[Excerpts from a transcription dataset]
################

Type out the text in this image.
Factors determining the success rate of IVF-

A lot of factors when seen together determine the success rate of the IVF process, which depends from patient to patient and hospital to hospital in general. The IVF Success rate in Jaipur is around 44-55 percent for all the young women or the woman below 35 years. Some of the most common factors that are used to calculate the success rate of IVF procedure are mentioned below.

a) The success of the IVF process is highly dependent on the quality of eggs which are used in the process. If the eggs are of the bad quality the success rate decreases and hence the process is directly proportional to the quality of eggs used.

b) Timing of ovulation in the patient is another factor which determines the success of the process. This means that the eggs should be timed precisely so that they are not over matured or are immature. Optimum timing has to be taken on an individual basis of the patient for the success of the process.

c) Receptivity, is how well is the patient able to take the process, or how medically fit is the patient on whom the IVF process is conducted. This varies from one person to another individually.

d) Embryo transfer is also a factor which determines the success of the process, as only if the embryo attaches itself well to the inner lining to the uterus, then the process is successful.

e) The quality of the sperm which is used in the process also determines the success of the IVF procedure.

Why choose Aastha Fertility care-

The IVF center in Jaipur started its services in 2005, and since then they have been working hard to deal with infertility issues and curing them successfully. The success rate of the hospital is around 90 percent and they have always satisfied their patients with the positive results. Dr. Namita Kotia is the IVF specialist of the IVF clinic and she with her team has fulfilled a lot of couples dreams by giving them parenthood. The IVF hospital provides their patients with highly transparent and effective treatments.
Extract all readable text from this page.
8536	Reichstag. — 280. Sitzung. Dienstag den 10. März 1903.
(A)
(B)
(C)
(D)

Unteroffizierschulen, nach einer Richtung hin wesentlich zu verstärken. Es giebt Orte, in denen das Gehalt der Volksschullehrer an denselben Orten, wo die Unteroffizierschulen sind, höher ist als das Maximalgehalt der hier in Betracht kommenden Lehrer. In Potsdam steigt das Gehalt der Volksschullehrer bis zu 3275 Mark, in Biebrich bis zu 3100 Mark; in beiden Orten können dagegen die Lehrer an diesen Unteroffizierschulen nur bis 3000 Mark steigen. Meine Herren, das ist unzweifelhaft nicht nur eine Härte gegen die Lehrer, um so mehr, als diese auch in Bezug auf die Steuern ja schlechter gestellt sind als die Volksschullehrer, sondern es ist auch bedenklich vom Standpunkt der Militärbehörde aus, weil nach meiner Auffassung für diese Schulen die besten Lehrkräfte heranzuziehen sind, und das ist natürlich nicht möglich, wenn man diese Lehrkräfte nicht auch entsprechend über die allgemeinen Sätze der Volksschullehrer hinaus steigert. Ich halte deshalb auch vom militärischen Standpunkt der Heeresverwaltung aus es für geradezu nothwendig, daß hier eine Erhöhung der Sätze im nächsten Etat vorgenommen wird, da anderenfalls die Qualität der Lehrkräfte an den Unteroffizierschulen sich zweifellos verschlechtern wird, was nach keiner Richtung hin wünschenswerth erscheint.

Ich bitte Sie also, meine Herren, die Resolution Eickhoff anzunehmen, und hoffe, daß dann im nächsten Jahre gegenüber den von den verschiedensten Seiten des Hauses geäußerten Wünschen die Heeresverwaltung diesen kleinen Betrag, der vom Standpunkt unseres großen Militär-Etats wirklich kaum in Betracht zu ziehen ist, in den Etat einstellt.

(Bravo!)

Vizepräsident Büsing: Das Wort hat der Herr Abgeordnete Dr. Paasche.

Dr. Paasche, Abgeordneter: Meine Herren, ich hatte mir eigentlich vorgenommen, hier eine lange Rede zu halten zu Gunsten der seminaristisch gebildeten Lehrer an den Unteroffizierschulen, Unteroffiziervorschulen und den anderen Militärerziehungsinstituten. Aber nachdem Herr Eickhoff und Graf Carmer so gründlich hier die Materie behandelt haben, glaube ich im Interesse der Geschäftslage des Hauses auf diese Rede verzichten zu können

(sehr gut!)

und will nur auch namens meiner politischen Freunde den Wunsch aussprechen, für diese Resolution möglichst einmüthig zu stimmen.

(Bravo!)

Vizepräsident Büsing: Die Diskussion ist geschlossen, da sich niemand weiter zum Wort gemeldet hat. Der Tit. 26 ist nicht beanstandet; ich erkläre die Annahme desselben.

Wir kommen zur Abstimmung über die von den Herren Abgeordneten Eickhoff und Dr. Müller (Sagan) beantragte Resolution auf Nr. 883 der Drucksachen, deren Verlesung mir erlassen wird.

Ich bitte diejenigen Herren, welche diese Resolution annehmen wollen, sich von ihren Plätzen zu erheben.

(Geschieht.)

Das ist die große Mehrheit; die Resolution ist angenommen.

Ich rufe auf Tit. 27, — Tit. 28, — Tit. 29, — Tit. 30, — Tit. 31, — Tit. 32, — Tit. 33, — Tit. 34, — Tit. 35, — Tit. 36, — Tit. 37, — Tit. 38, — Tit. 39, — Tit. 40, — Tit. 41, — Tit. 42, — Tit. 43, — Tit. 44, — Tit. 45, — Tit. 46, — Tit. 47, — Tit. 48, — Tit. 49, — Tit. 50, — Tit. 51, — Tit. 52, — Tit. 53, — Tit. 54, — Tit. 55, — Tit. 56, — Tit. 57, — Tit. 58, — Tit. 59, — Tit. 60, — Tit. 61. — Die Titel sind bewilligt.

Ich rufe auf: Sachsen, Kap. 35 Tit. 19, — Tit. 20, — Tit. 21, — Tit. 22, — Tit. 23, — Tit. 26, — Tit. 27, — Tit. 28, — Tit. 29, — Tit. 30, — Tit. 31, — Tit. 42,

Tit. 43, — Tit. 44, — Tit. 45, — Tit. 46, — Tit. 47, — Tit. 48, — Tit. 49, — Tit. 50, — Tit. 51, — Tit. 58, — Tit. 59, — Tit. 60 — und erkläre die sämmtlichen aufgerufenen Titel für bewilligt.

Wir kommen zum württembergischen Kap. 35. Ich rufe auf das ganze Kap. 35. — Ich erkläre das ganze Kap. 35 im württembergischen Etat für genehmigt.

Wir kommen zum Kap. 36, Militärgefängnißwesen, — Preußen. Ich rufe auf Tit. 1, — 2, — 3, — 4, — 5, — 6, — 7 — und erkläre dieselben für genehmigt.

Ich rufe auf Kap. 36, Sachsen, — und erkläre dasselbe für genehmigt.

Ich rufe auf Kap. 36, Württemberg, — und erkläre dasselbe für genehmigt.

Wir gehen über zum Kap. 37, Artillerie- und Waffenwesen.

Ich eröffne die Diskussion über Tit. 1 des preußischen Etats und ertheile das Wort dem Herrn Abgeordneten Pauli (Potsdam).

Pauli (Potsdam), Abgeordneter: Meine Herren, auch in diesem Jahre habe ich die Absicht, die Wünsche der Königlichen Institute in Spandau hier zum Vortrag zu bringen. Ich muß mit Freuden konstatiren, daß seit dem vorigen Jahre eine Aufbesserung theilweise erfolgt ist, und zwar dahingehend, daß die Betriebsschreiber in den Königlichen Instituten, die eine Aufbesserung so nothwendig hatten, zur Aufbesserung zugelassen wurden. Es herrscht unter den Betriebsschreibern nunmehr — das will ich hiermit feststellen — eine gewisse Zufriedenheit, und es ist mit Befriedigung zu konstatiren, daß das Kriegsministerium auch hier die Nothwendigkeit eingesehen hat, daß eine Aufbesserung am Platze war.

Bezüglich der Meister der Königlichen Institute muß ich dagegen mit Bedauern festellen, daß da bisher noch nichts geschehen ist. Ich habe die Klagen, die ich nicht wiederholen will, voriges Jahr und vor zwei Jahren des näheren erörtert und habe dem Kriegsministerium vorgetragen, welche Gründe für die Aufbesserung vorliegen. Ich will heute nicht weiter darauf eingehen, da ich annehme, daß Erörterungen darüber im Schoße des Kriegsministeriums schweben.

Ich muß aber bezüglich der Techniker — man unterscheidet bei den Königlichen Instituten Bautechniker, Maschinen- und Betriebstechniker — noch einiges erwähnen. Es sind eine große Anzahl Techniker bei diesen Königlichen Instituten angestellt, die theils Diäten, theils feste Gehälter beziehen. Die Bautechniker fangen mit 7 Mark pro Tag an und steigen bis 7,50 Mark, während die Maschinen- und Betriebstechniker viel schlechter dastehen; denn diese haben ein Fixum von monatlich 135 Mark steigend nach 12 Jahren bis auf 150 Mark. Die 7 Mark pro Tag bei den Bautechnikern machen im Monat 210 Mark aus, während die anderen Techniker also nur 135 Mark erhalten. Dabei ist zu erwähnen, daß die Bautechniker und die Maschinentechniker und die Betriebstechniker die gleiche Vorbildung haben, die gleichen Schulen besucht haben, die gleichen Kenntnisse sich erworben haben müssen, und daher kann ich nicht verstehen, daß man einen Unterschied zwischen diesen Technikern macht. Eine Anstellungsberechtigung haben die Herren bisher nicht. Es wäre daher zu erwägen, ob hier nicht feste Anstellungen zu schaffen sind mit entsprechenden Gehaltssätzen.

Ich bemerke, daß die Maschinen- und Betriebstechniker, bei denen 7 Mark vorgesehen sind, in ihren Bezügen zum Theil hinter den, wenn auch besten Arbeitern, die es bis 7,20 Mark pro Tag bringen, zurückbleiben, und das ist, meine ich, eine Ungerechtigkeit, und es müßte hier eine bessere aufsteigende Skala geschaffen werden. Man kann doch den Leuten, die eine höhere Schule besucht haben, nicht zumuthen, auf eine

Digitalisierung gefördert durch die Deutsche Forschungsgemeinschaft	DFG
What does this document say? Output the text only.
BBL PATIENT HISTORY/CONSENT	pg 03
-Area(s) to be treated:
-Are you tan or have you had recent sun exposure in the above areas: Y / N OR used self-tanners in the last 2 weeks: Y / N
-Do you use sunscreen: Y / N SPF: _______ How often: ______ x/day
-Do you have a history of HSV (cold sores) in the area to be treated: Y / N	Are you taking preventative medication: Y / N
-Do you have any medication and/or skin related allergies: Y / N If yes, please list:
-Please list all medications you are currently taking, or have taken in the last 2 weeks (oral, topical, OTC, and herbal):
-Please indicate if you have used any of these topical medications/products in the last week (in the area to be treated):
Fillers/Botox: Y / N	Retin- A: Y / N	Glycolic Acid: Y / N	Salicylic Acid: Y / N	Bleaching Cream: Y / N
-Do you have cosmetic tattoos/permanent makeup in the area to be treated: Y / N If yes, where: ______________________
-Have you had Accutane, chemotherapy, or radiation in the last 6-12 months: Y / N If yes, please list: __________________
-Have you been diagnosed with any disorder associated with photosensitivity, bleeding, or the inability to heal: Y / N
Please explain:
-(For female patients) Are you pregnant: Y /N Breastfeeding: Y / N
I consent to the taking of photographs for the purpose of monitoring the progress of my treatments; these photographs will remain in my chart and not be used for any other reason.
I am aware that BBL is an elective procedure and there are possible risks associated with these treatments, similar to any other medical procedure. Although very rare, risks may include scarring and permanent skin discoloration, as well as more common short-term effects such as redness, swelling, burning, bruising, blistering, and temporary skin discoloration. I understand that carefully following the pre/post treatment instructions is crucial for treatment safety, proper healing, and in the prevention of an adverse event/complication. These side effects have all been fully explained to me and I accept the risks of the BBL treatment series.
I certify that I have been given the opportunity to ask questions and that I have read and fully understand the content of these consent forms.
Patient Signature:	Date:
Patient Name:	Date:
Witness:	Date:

################

**Exercise**
Read the data above and pull out each line that holds the string "Wort".

**Written solution**
Vizepräsident Büsing: Das Wort hat der Herr Abgeordnete Dr. Paasche.
Vizepräsident Büsing: Die Diskussion ist geschlossen, da sich niemand weiter zum Wort gemeldet hat. Der Tit. 26 ist nicht beanstandet; ich erkläre die Annahme desselben.
Ich eröffne die Diskussion über Tit. 1 des preußischen Etats und ertheile das Wort dem Herrn Abgeordneten Pauli (Potsdam).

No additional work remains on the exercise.